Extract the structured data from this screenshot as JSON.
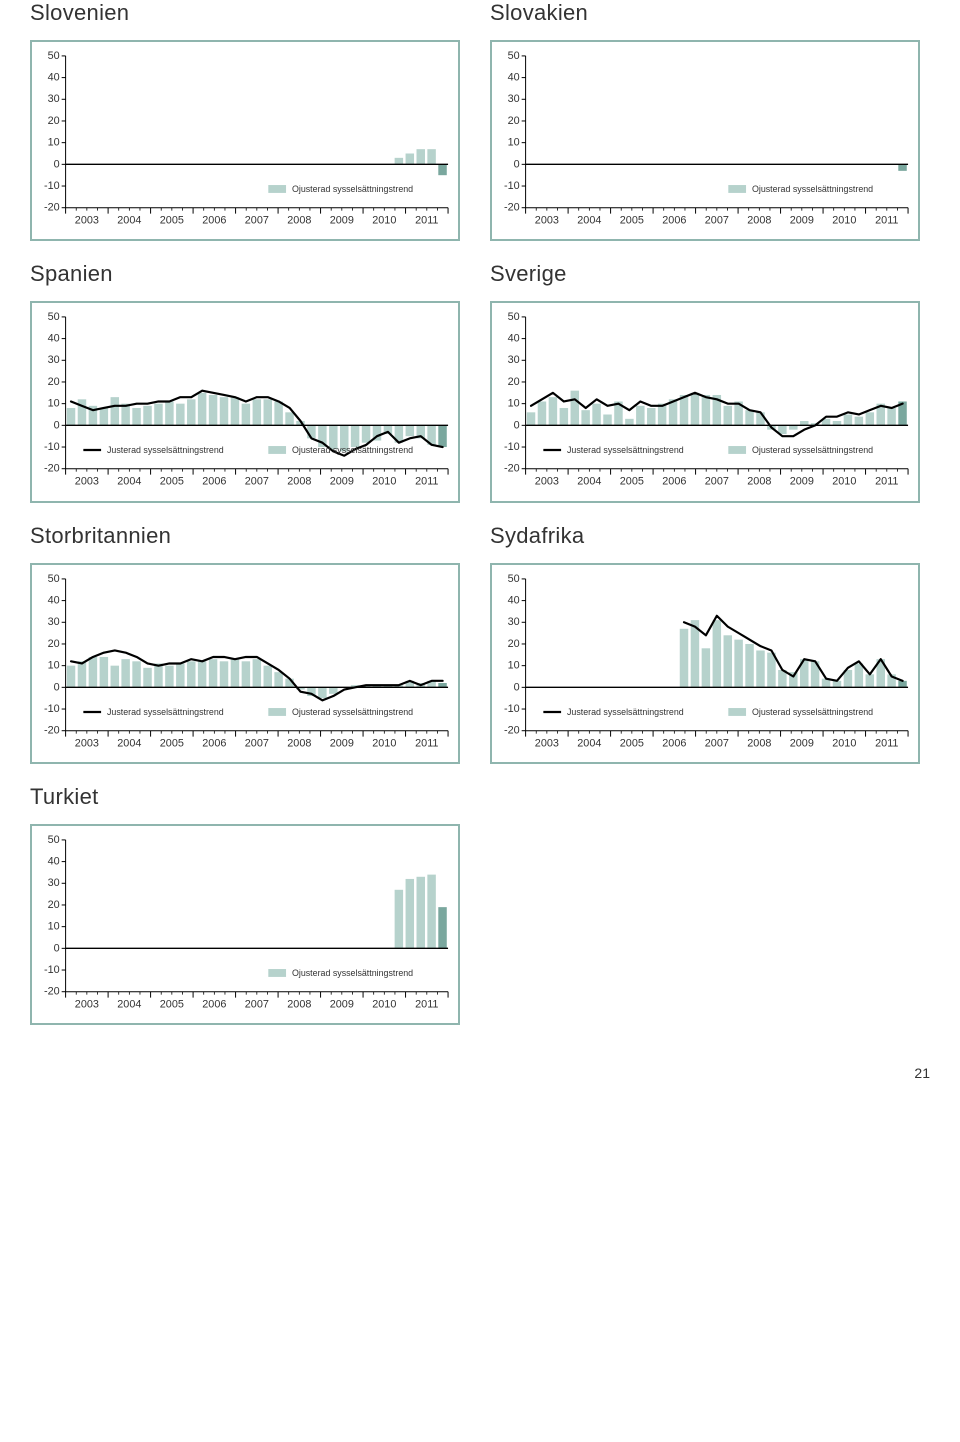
{
  "page_number": "21",
  "ylim": [
    -20,
    50
  ],
  "yticks": [
    -20,
    -10,
    0,
    10,
    20,
    30,
    40,
    50
  ],
  "xlabels": [
    "2003",
    "2004",
    "2005",
    "2006",
    "2007",
    "2008",
    "2009",
    "2010",
    "2011"
  ],
  "legend": {
    "adjusted": "Justerad sysselsättningstrend",
    "unadjusted": "Ojusterad sysselsättningstrend"
  },
  "colors": {
    "bar": "#b6d2cc",
    "bar_last": "#7aa79e",
    "line": "#000000",
    "frame": "#8fb5ae",
    "axis": "#000000",
    "tick": "#000000",
    "text": "#333333",
    "bg": "#ffffff",
    "legend_box": "#b6d2cc",
    "line_width": 2.2,
    "tick_font": 11,
    "legend_font": 9
  },
  "charts": [
    {
      "id": "slovenien",
      "title": "Slovenien",
      "has_line": false,
      "bars": [
        null,
        null,
        null,
        null,
        null,
        null,
        null,
        null,
        null,
        null,
        null,
        null,
        null,
        null,
        null,
        null,
        null,
        null,
        null,
        null,
        null,
        null,
        null,
        null,
        null,
        null,
        null,
        null,
        null,
        null,
        3,
        5,
        7,
        7,
        -5
      ]
    },
    {
      "id": "slovakien",
      "title": "Slovakien",
      "has_line": false,
      "bars": [
        null,
        null,
        null,
        null,
        null,
        null,
        null,
        null,
        null,
        null,
        null,
        null,
        null,
        null,
        null,
        null,
        null,
        null,
        null,
        null,
        null,
        null,
        null,
        null,
        null,
        null,
        null,
        null,
        null,
        null,
        null,
        null,
        null,
        null,
        -3
      ]
    },
    {
      "id": "spanien",
      "title": "Spanien",
      "has_line": true,
      "bars": [
        8,
        12,
        9,
        8,
        13,
        10,
        8,
        9,
        10,
        11,
        10,
        12,
        15,
        14,
        13,
        13,
        10,
        12,
        12,
        11,
        6,
        2,
        -6,
        -10,
        -11,
        -12,
        -10,
        -8,
        -7,
        -4,
        -8,
        -5,
        -6,
        -9,
        -10
      ],
      "line": [
        11,
        9,
        7,
        8,
        9,
        9,
        10,
        10,
        11,
        11,
        13,
        13,
        16,
        15,
        14,
        13,
        11,
        13,
        13,
        11,
        8,
        2,
        -6,
        -8,
        -12,
        -14,
        -11,
        -9,
        -5,
        -3,
        -8,
        -6,
        -5,
        -9,
        -10
      ]
    },
    {
      "id": "sverige",
      "title": "Sverige",
      "has_line": true,
      "bars": [
        6,
        11,
        13,
        8,
        16,
        7,
        10,
        5,
        11,
        3,
        9,
        8,
        10,
        12,
        14,
        15,
        14,
        14,
        9,
        11,
        7,
        6,
        -2,
        -4,
        -2,
        2,
        1,
        3,
        2,
        5,
        4,
        6,
        10,
        8,
        11
      ],
      "line": [
        9,
        12,
        15,
        11,
        12,
        8,
        12,
        9,
        10,
        7,
        11,
        9,
        9,
        11,
        13,
        15,
        13,
        12,
        10,
        10,
        7,
        6,
        -1,
        -5,
        -5,
        -2,
        0,
        4,
        4,
        6,
        5,
        7,
        9,
        8,
        10
      ]
    },
    {
      "id": "storbritannien",
      "title": "Storbritannien",
      "has_line": true,
      "bars": [
        10,
        12,
        14,
        14,
        10,
        13,
        12,
        9,
        11,
        10,
        11,
        12,
        12,
        13,
        12,
        13,
        12,
        13,
        10,
        7,
        4,
        -1,
        -4,
        -5,
        -3,
        0,
        1,
        1,
        1,
        1,
        1,
        3,
        2,
        3,
        2
      ],
      "line": [
        12,
        11,
        14,
        16,
        17,
        16,
        14,
        11,
        10,
        11,
        11,
        13,
        12,
        14,
        14,
        13,
        14,
        14,
        11,
        8,
        4,
        -2,
        -3,
        -6,
        -4,
        -1,
        0,
        1,
        1,
        1,
        1,
        3,
        1,
        3,
        3
      ]
    },
    {
      "id": "sydafrika",
      "title": "Sydafrika",
      "has_line": true,
      "bars": [
        null,
        null,
        null,
        null,
        null,
        null,
        null,
        null,
        null,
        null,
        null,
        null,
        null,
        null,
        27,
        31,
        18,
        31,
        24,
        22,
        20,
        17,
        16,
        8,
        7,
        13,
        12,
        4,
        3,
        8,
        11,
        6,
        13,
        6,
        3
      ],
      "line": [
        null,
        null,
        null,
        null,
        null,
        null,
        null,
        null,
        null,
        null,
        null,
        null,
        null,
        null,
        30,
        28,
        24,
        33,
        28,
        25,
        22,
        19,
        17,
        8,
        5,
        13,
        12,
        4,
        3,
        9,
        12,
        6,
        13,
        5,
        3
      ]
    },
    {
      "id": "turkiet",
      "title": "Turkiet",
      "has_line": false,
      "bars": [
        null,
        null,
        null,
        null,
        null,
        null,
        null,
        null,
        null,
        null,
        null,
        null,
        null,
        null,
        null,
        null,
        null,
        null,
        null,
        null,
        null,
        null,
        null,
        null,
        null,
        null,
        null,
        null,
        null,
        null,
        27,
        32,
        33,
        34,
        19
      ]
    }
  ]
}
====
Objective: Print every entry exactly as written, without the pictures.

Task response:
Extract the structured data from this screenshot as JSON.
{
  "page_number": "21",
  "ylim": [
    -20,
    50
  ],
  "yticks": [
    -20,
    -10,
    0,
    10,
    20,
    30,
    40,
    50
  ],
  "xlabels": [
    "2003",
    "2004",
    "2005",
    "2006",
    "2007",
    "2008",
    "2009",
    "2010",
    "2011"
  ],
  "legend": {
    "adjusted": "Justerad sysselsättningstrend",
    "unadjusted": "Ojusterad sysselsättningstrend"
  },
  "colors": {
    "bar": "#b6d2cc",
    "bar_last": "#7aa79e",
    "line": "#000000",
    "frame": "#8fb5ae",
    "axis": "#000000",
    "tick": "#000000",
    "text": "#333333",
    "bg": "#ffffff",
    "legend_box": "#b6d2cc",
    "line_width": 2.2,
    "tick_font": 11,
    "legend_font": 9
  },
  "charts": [
    {
      "id": "slovenien",
      "title": "Slovenien",
      "has_line": false,
      "bars": [
        null,
        null,
        null,
        null,
        null,
        null,
        null,
        null,
        null,
        null,
        null,
        null,
        null,
        null,
        null,
        null,
        null,
        null,
        null,
        null,
        null,
        null,
        null,
        null,
        null,
        null,
        null,
        null,
        null,
        null,
        3,
        5,
        7,
        7,
        -5
      ]
    },
    {
      "id": "slovakien",
      "title": "Slovakien",
      "has_line": false,
      "bars": [
        null,
        null,
        null,
        null,
        null,
        null,
        null,
        null,
        null,
        null,
        null,
        null,
        null,
        null,
        null,
        null,
        null,
        null,
        null,
        null,
        null,
        null,
        null,
        null,
        null,
        null,
        null,
        null,
        null,
        null,
        null,
        null,
        null,
        null,
        -3
      ]
    },
    {
      "id": "spanien",
      "title": "Spanien",
      "has_line": true,
      "bars": [
        8,
        12,
        9,
        8,
        13,
        10,
        8,
        9,
        10,
        11,
        10,
        12,
        15,
        14,
        13,
        13,
        10,
        12,
        12,
        11,
        6,
        2,
        -6,
        -10,
        -11,
        -12,
        -10,
        -8,
        -7,
        -4,
        -8,
        -5,
        -6,
        -9,
        -10
      ],
      "line": [
        11,
        9,
        7,
        8,
        9,
        9,
        10,
        10,
        11,
        11,
        13,
        13,
        16,
        15,
        14,
        13,
        11,
        13,
        13,
        11,
        8,
        2,
        -6,
        -8,
        -12,
        -14,
        -11,
        -9,
        -5,
        -3,
        -8,
        -6,
        -5,
        -9,
        -10
      ]
    },
    {
      "id": "sverige",
      "title": "Sverige",
      "has_line": true,
      "bars": [
        6,
        11,
        13,
        8,
        16,
        7,
        10,
        5,
        11,
        3,
        9,
        8,
        10,
        12,
        14,
        15,
        14,
        14,
        9,
        11,
        7,
        6,
        -2,
        -4,
        -2,
        2,
        1,
        3,
        2,
        5,
        4,
        6,
        10,
        8,
        11
      ],
      "line": [
        9,
        12,
        15,
        11,
        12,
        8,
        12,
        9,
        10,
        7,
        11,
        9,
        9,
        11,
        13,
        15,
        13,
        12,
        10,
        10,
        7,
        6,
        -1,
        -5,
        -5,
        -2,
        0,
        4,
        4,
        6,
        5,
        7,
        9,
        8,
        10
      ]
    },
    {
      "id": "storbritannien",
      "title": "Storbritannien",
      "has_line": true,
      "bars": [
        10,
        12,
        14,
        14,
        10,
        13,
        12,
        9,
        11,
        10,
        11,
        12,
        12,
        13,
        12,
        13,
        12,
        13,
        10,
        7,
        4,
        -1,
        -4,
        -5,
        -3,
        0,
        1,
        1,
        1,
        1,
        1,
        3,
        2,
        3,
        2
      ],
      "line": [
        12,
        11,
        14,
        16,
        17,
        16,
        14,
        11,
        10,
        11,
        11,
        13,
        12,
        14,
        14,
        13,
        14,
        14,
        11,
        8,
        4,
        -2,
        -3,
        -6,
        -4,
        -1,
        0,
        1,
        1,
        1,
        1,
        3,
        1,
        3,
        3
      ]
    },
    {
      "id": "sydafrika",
      "title": "Sydafrika",
      "has_line": true,
      "bars": [
        null,
        null,
        null,
        null,
        null,
        null,
        null,
        null,
        null,
        null,
        null,
        null,
        null,
        null,
        27,
        31,
        18,
        31,
        24,
        22,
        20,
        17,
        16,
        8,
        7,
        13,
        12,
        4,
        3,
        8,
        11,
        6,
        13,
        6,
        3
      ],
      "line": [
        null,
        null,
        null,
        null,
        null,
        null,
        null,
        null,
        null,
        null,
        null,
        null,
        null,
        null,
        30,
        28,
        24,
        33,
        28,
        25,
        22,
        19,
        17,
        8,
        5,
        13,
        12,
        4,
        3,
        9,
        12,
        6,
        13,
        5,
        3
      ]
    },
    {
      "id": "turkiet",
      "title": "Turkiet",
      "has_line": false,
      "bars": [
        null,
        null,
        null,
        null,
        null,
        null,
        null,
        null,
        null,
        null,
        null,
        null,
        null,
        null,
        null,
        null,
        null,
        null,
        null,
        null,
        null,
        null,
        null,
        null,
        null,
        null,
        null,
        null,
        null,
        null,
        27,
        32,
        33,
        34,
        19
      ]
    }
  ]
}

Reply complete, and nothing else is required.